● Passage:
* BEGIN *
A unique approach to accommodation for the Royal Marines

Posted by: , Posted on: - Categories: Accommodation, Construction, Royal Navy

An aerial view of a large multi-storey brick building.
The new accommodation block at CTCRM Lympstone. [Crown Copyright / MOD 2021]
I was proud to lead a recent DIO project to construct a new state-of-the-art bespoke accommodation block for injured Royal Marine recruits. The new block at Commando Training Centre Royal Marines (CTCRM) Lympstone in Devon was completed ahead of schedule and on budget.

The new five storey accommodation at the CTCRM consists of a 181-bed block for trainees injured during phase one of training. They are separated from their normal unit and form a new troop until they have rehabilitated and can hopefully re-join their normal unit.

Planning and early stages

The project made the best use of the limited land available at CTCRM which is a highly congested site. The building replaces a small single storey office and store. In order to have sufficient space for the new building, we had to alter the course of an adjacent road, requiring some extensive retaining walls to be constructed.

We had extensive discussions with the Royal Marines in the early stages of the project to establish exactly what they wanted and provide a design that met all of their needs.

The finished product

Thanks to those conversations, the new block is adaptable in how it can be used. It provides complete flexibility in how rooms and floors can be allocated. There are 21 eight-bed rooms and one ten-bed, as well as three single Duty of Care rooms for supporting staff. All rooms have been designed so that they can be allocated to either male or female occupants. This was achieved in part by incorporating en-suite ablutions to each room which allows each adjacent bedroom to be occupied by either male or female occupants. The mixture of male and females occupying the building is then not limited to either floors or proportionate size of communal ablutions.
* END *
● Supplied material:
* BEGIN *
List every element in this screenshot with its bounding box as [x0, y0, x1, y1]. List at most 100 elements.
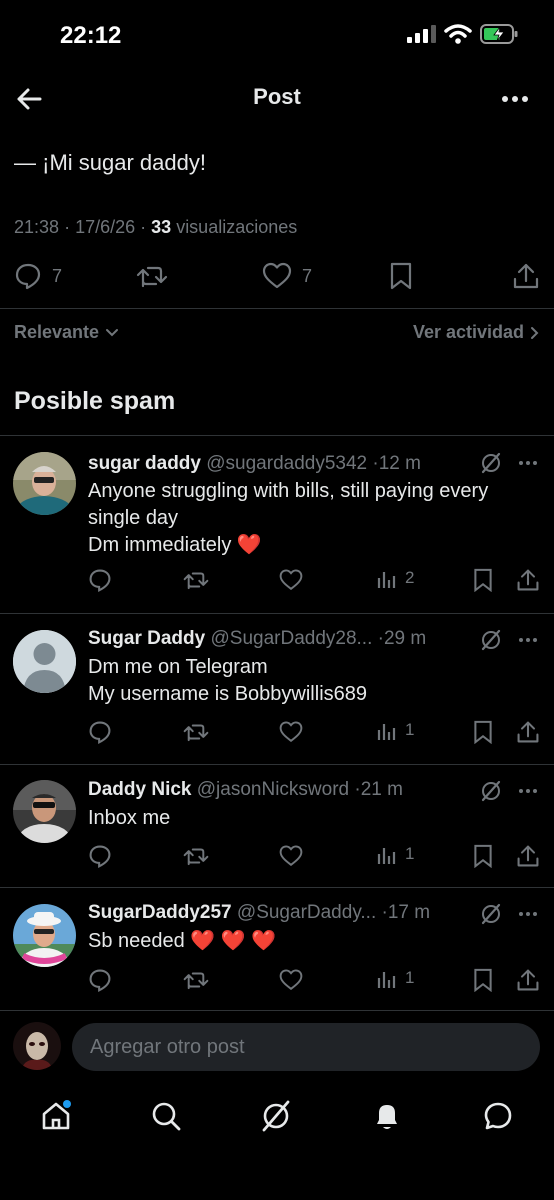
reply-views: 1	[405, 720, 415, 739]
reply-handle[interactable]: @sugardaddy5342	[206, 453, 367, 474]
repost-button[interactable]	[136, 262, 168, 290]
repost-button[interactable]	[183, 568, 209, 592]
reply-actions: 1	[0, 968, 554, 994]
reply-views: 2	[405, 568, 415, 587]
post-text: — ¡Mi sugar daddy!	[14, 150, 206, 175]
like-button[interactable]	[279, 568, 303, 592]
reply-item[interactable]: Daddy Nick @jasonNicksword ·21 m Inbox m…	[0, 765, 554, 887]
like-button[interactable]: 7	[262, 262, 312, 290]
message-icon	[484, 1102, 512, 1130]
reply-handle[interactable]: @jasonNicksword	[197, 779, 349, 800]
chevron-right-icon	[531, 326, 539, 339]
reply-item[interactable]: SugarDaddy257 @SugarDaddy... ·17 m Sb ne…	[0, 888, 554, 1010]
grok-icon[interactable]	[480, 629, 502, 651]
tab-search[interactable]	[150, 1100, 182, 1132]
views-button[interactable]: 1	[377, 968, 414, 988]
more-options-icon[interactable]	[518, 788, 538, 794]
heart-icon	[262, 262, 292, 289]
bookmark-button[interactable]	[472, 844, 494, 868]
bookmark-button[interactable]	[472, 968, 494, 992]
more-options-icon[interactable]	[500, 90, 530, 108]
repost-icon	[183, 848, 209, 866]
tab-home[interactable]	[40, 1100, 72, 1132]
reply-text: Sb needed ❤️ ❤️ ❤️	[88, 930, 277, 952]
reply-icon	[15, 263, 41, 290]
bookmark-button[interactable]	[472, 720, 494, 744]
reply-author-name[interactable]: Daddy Nick	[88, 779, 191, 800]
signal-icon	[407, 25, 436, 43]
views-button[interactable]: 1	[377, 720, 414, 740]
bookmark-button[interactable]	[472, 568, 494, 592]
repost-icon	[183, 572, 209, 590]
bell-icon	[377, 1105, 397, 1129]
heart-icon	[279, 845, 303, 867]
reply-actions: 1	[0, 844, 554, 870]
post-time: 21:38	[14, 217, 60, 237]
share-icon	[517, 569, 539, 591]
reply-views: 1	[405, 844, 415, 863]
grok-icon[interactable]	[480, 903, 502, 925]
reply-time: 17 m	[387, 902, 431, 923]
sort-dropdown[interactable]: Relevante	[14, 322, 119, 343]
more-options-icon[interactable]	[518, 637, 538, 643]
views-button[interactable]: 2	[377, 568, 414, 588]
analytics-icon	[377, 848, 396, 864]
reply-button[interactable]	[88, 568, 112, 592]
avatar[interactable]	[13, 904, 76, 967]
share-button[interactable]	[516, 968, 540, 992]
heart-icon	[279, 721, 303, 743]
reply-handle[interactable]: @SugarDaddy28...	[210, 628, 372, 649]
reply-text: Dm me on Telegram My username is Bobbywi…	[88, 656, 368, 705]
tab-grok[interactable]	[260, 1100, 292, 1132]
reply-author-name[interactable]: Sugar Daddy	[88, 628, 205, 649]
reply-button[interactable]: 7	[14, 262, 62, 290]
like-count: 7	[302, 265, 313, 286]
more-options-icon[interactable]	[518, 460, 538, 466]
reply-button[interactable]	[88, 968, 112, 992]
bookmark-icon	[390, 262, 412, 290]
reply-button[interactable]	[88, 720, 112, 744]
avatar[interactable]	[13, 780, 76, 843]
my-avatar[interactable]	[13, 1022, 61, 1070]
like-button[interactable]	[279, 844, 303, 868]
share-button[interactable]	[512, 262, 540, 290]
like-button[interactable]	[279, 720, 303, 744]
default-avatar-icon[interactable]	[13, 630, 76, 693]
tab-messages[interactable]	[482, 1100, 514, 1132]
grok-icon[interactable]	[480, 780, 502, 802]
reply-author-name[interactable]: SugarDaddy257	[88, 902, 232, 923]
share-button[interactable]	[516, 844, 540, 868]
tab-notifications[interactable]	[371, 1100, 403, 1132]
grok-icon[interactable]	[480, 452, 502, 474]
compose-input[interactable]: Agregar otro post	[72, 1023, 540, 1071]
avatar[interactable]	[13, 452, 76, 515]
repost-button[interactable]	[183, 720, 209, 744]
view-activity-link[interactable]: Ver actividad	[413, 322, 540, 343]
repost-button[interactable]	[183, 968, 209, 992]
reply-handle[interactable]: @SugarDaddy...	[237, 902, 376, 923]
divider	[0, 308, 554, 309]
chevron-down-icon	[106, 328, 119, 336]
reply-author-name[interactable]: sugar daddy	[88, 453, 201, 474]
repost-icon	[136, 266, 168, 288]
divider	[0, 1010, 554, 1011]
repost-button[interactable]	[183, 844, 209, 868]
repost-icon	[183, 972, 209, 990]
views-button[interactable]: 1	[377, 844, 414, 864]
reply-item[interactable]: sugar daddy @sugardaddy5342 ·12 m Anyone…	[0, 436, 554, 613]
share-button[interactable]	[516, 568, 540, 592]
more-options-icon[interactable]	[518, 911, 538, 917]
bookmark-icon	[474, 844, 492, 868]
like-button[interactable]	[279, 968, 303, 992]
views-count: 33	[151, 217, 172, 237]
share-icon	[517, 845, 539, 867]
bookmark-button[interactable]	[388, 262, 414, 290]
reply-time: 21 m	[360, 779, 403, 800]
reply-icon	[89, 969, 111, 992]
reply-item[interactable]: Sugar Daddy @SugarDaddy28... ·29 m Dm me…	[0, 614, 554, 764]
reply-actions: 2	[0, 568, 554, 594]
post-date: 17/6/26	[75, 217, 136, 237]
reply-icon	[89, 721, 111, 744]
share-button[interactable]	[516, 720, 540, 744]
reply-button[interactable]	[88, 844, 112, 868]
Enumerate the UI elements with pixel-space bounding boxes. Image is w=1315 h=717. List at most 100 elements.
* END *
● Tasks to complete:
1 > In the listing, copy out verbatim every line starting with the line containing "720, 415, 739]" and going on through the line containing "568, 303, 592]".
2 > Continue the piece on the new Royal Marines accommodation block from the point where it stops.

● Results in order:
1 >
reply-views: 1	[405, 720, 415, 739]
reply-handle[interactable]: @sugardaddy5342	[206, 453, 367, 474]
repost-button[interactable]	[136, 262, 168, 290]
repost-button[interactable]	[183, 568, 209, 592]
reply-actions: 1	[0, 968, 554, 994]
reply-views: 2	[405, 568, 415, 587]
post-text: — ¡Mi sugar daddy!	[14, 150, 206, 175]
like-button[interactable]	[279, 568, 303, 592]

2 >
A Royal Marine recruit in uniform hangs from his arms and one leg from a horizontal rope. He is grimacing as he attempts to regain position on the rope.
A Royal Marine recruit on the assault course during his Commando tests. [Crown Copyright]
As well as bedrooms we’ve also provided supporting facilities, such as a large multiuse communal recreation area and administrative offices. The multifunction communal and recreation space has televisions and a projector and screen for both entertainment and education, a kitchenette for drinks and IT provision. It can be used as a classroom when required or for individual learning and has all amenities required to provide this alternative function. The ground floor also has toilet and washing facilities for visitors to the offices and classroom.

The small space normally planned on each floor in an accommodation block was instead aggregated into the single large communal area. This allows our users to get out of their rooms and socialise and be entertained. The area includes a kitchenette for drinks. The space has the added benefit of being able to utilised as a classroom for both individual and group learning when not being used as a social area. There is IT provision for online learning in this room plus four adjacent offices.

Each of the five floors has utility areas with Belfast sinks, washing machines and dryers and a dedicated drying room with extraction, low radiant heat and dehumidifiers to ensure clothes and kit can be quickly washed and dried.

Final fixings and equipment such as Wi-fi, curtains, blinds, notice & white boards and TVs were installed throughout the building during construction, which avoided a costly and disruptive fit out after completion.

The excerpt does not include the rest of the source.